Copy out all the lines where "Spaltenbreite" shows up.

-- START OF EXCERPTED RECORDS --

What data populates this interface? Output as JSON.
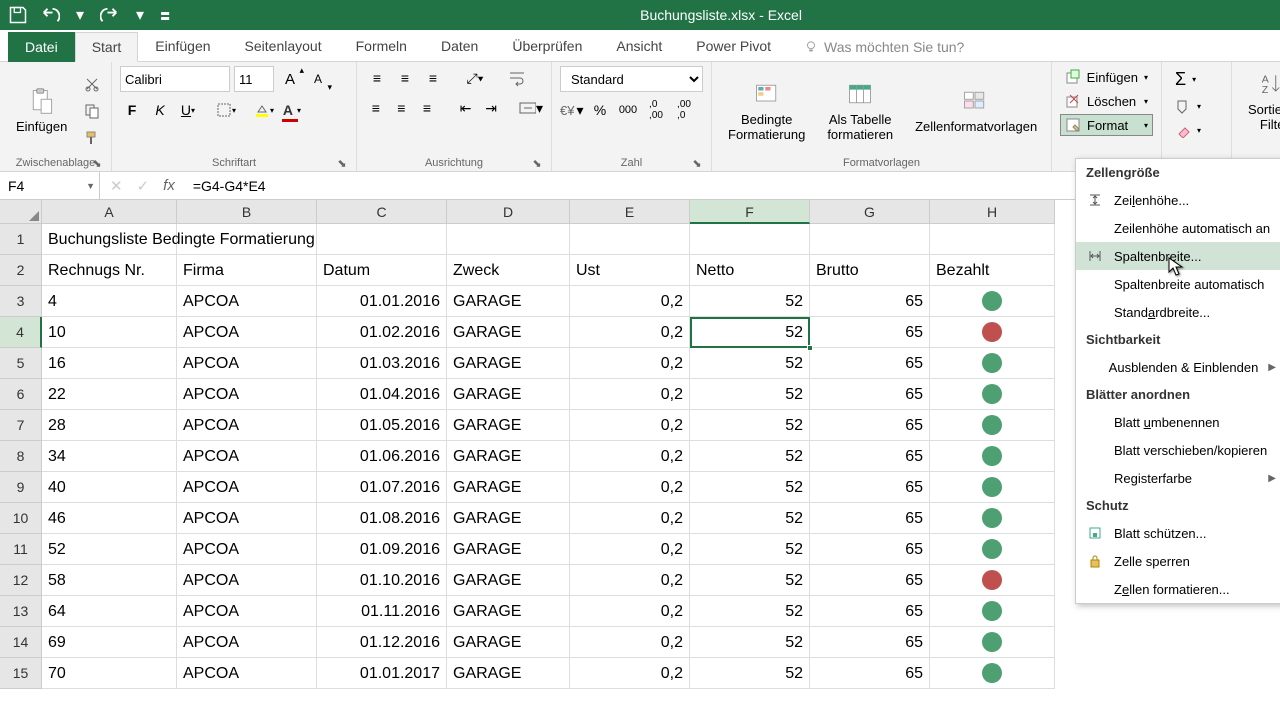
{
  "app": {
    "title": "Buchungsliste.xlsx - Excel"
  },
  "tabs": {
    "file": "Datei",
    "start": "Start",
    "einfuegen": "Einfügen",
    "seitenlayout": "Seitenlayout",
    "formeln": "Formeln",
    "daten": "Daten",
    "ueberpruefen": "Überprüfen",
    "ansicht": "Ansicht",
    "powerpivot": "Power Pivot",
    "tellme": "Was möchten Sie tun?"
  },
  "ribbon": {
    "zwischenablage": {
      "label": "Zwischenablage",
      "einfuegen": "Einfügen"
    },
    "schriftart": {
      "label": "Schriftart",
      "font": "Calibri",
      "size": "11"
    },
    "ausrichtung": {
      "label": "Ausrichtung"
    },
    "zahl": {
      "label": "Zahl",
      "format": "Standard",
      "percent": "%",
      "thousand": "000"
    },
    "formatvorlagen": {
      "label": "Formatvorlagen",
      "bedingte": "Bedingte Formatierung",
      "tabelle": "Als Tabelle formatieren",
      "zellen": "Zellenformatvorlagen"
    },
    "zellen": {
      "einfuegen": "Einfügen",
      "loeschen": "Löschen",
      "format": "Format"
    },
    "bearbeiten": {
      "sortieren": "Sortieren Filter"
    }
  },
  "namebox": "F4",
  "formula": "=G4-G4*E4",
  "columns": [
    "A",
    "B",
    "C",
    "D",
    "E",
    "F",
    "G",
    "H"
  ],
  "rows": [
    "1",
    "2",
    "3",
    "4",
    "5",
    "6",
    "7",
    "8",
    "9",
    "10",
    "11",
    "12",
    "13",
    "14",
    "15"
  ],
  "selected_col": "F",
  "selected_row": "4",
  "title_cell": "Buchungsliste Bedingte Formatierung",
  "headers": {
    "A": "Rechnugs Nr.",
    "B": "Firma",
    "C": "Datum",
    "D": "Zweck",
    "E": "Ust",
    "F": "Netto",
    "G": "Brutto",
    "H": "Bezahlt"
  },
  "data": [
    {
      "nr": "4",
      "firma": "APCOA",
      "datum": "01.01.2016",
      "zweck": "GARAGE",
      "ust": "0,2",
      "netto": "52",
      "brutto": "65",
      "bez": "green"
    },
    {
      "nr": "10",
      "firma": "APCOA",
      "datum": "01.02.2016",
      "zweck": "GARAGE",
      "ust": "0,2",
      "netto": "52",
      "brutto": "65",
      "bez": "red"
    },
    {
      "nr": "16",
      "firma": "APCOA",
      "datum": "01.03.2016",
      "zweck": "GARAGE",
      "ust": "0,2",
      "netto": "52",
      "brutto": "65",
      "bez": "green"
    },
    {
      "nr": "22",
      "firma": "APCOA",
      "datum": "01.04.2016",
      "zweck": "GARAGE",
      "ust": "0,2",
      "netto": "52",
      "brutto": "65",
      "bez": "green"
    },
    {
      "nr": "28",
      "firma": "APCOA",
      "datum": "01.05.2016",
      "zweck": "GARAGE",
      "ust": "0,2",
      "netto": "52",
      "brutto": "65",
      "bez": "green"
    },
    {
      "nr": "34",
      "firma": "APCOA",
      "datum": "01.06.2016",
      "zweck": "GARAGE",
      "ust": "0,2",
      "netto": "52",
      "brutto": "65",
      "bez": "green"
    },
    {
      "nr": "40",
      "firma": "APCOA",
      "datum": "01.07.2016",
      "zweck": "GARAGE",
      "ust": "0,2",
      "netto": "52",
      "brutto": "65",
      "bez": "green"
    },
    {
      "nr": "46",
      "firma": "APCOA",
      "datum": "01.08.2016",
      "zweck": "GARAGE",
      "ust": "0,2",
      "netto": "52",
      "brutto": "65",
      "bez": "green"
    },
    {
      "nr": "52",
      "firma": "APCOA",
      "datum": "01.09.2016",
      "zweck": "GARAGE",
      "ust": "0,2",
      "netto": "52",
      "brutto": "65",
      "bez": "green"
    },
    {
      "nr": "58",
      "firma": "APCOA",
      "datum": "01.10.2016",
      "zweck": "GARAGE",
      "ust": "0,2",
      "netto": "52",
      "brutto": "65",
      "bez": "red"
    },
    {
      "nr": "64",
      "firma": "APCOA",
      "datum": "01.11.2016",
      "zweck": "GARAGE",
      "ust": "0,2",
      "netto": "52",
      "brutto": "65",
      "bez": "green"
    },
    {
      "nr": "69",
      "firma": "APCOA",
      "datum": "01.12.2016",
      "zweck": "GARAGE",
      "ust": "0,2",
      "netto": "52",
      "brutto": "65",
      "bez": "green"
    },
    {
      "nr": "70",
      "firma": "APCOA",
      "datum": "01.01.2017",
      "zweck": "GARAGE",
      "ust": "0,2",
      "netto": "52",
      "brutto": "65",
      "bez": "green"
    }
  ],
  "format_menu": {
    "groups": [
      {
        "header": "Zellengröße",
        "items": [
          {
            "label": "Zeilenhöhe...",
            "icon": "row-height",
            "underline": 3
          },
          {
            "label": "Zeilenhöhe automatisch an"
          },
          {
            "label": "Spaltenbreite...",
            "icon": "col-width",
            "hover": true
          },
          {
            "label": "Spaltenbreite automatisch"
          },
          {
            "label": "Standardbreite...",
            "underline": 5
          }
        ]
      },
      {
        "header": "Sichtbarkeit",
        "items": [
          {
            "label": "Ausblenden & Einblenden",
            "arrow": true
          }
        ]
      },
      {
        "header": "Blätter anordnen",
        "items": [
          {
            "label": "Blatt umbenennen",
            "underline": 6
          },
          {
            "label": "Blatt verschieben/kopieren"
          },
          {
            "label": "Registerfarbe",
            "arrow": true
          }
        ]
      },
      {
        "header": "Schutz",
        "items": [
          {
            "label": "Blatt schützen...",
            "icon": "protect"
          },
          {
            "label": "Zelle sperren",
            "icon": "lock"
          },
          {
            "label": "Zellen formatieren...",
            "underline": 1
          }
        ]
      }
    ]
  }
}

-- END OF EXCERPTED RECORDS --

TASK SOLUTION -
            "label": "Spaltenbreite...",
            "label": "Spaltenbreite automatisch"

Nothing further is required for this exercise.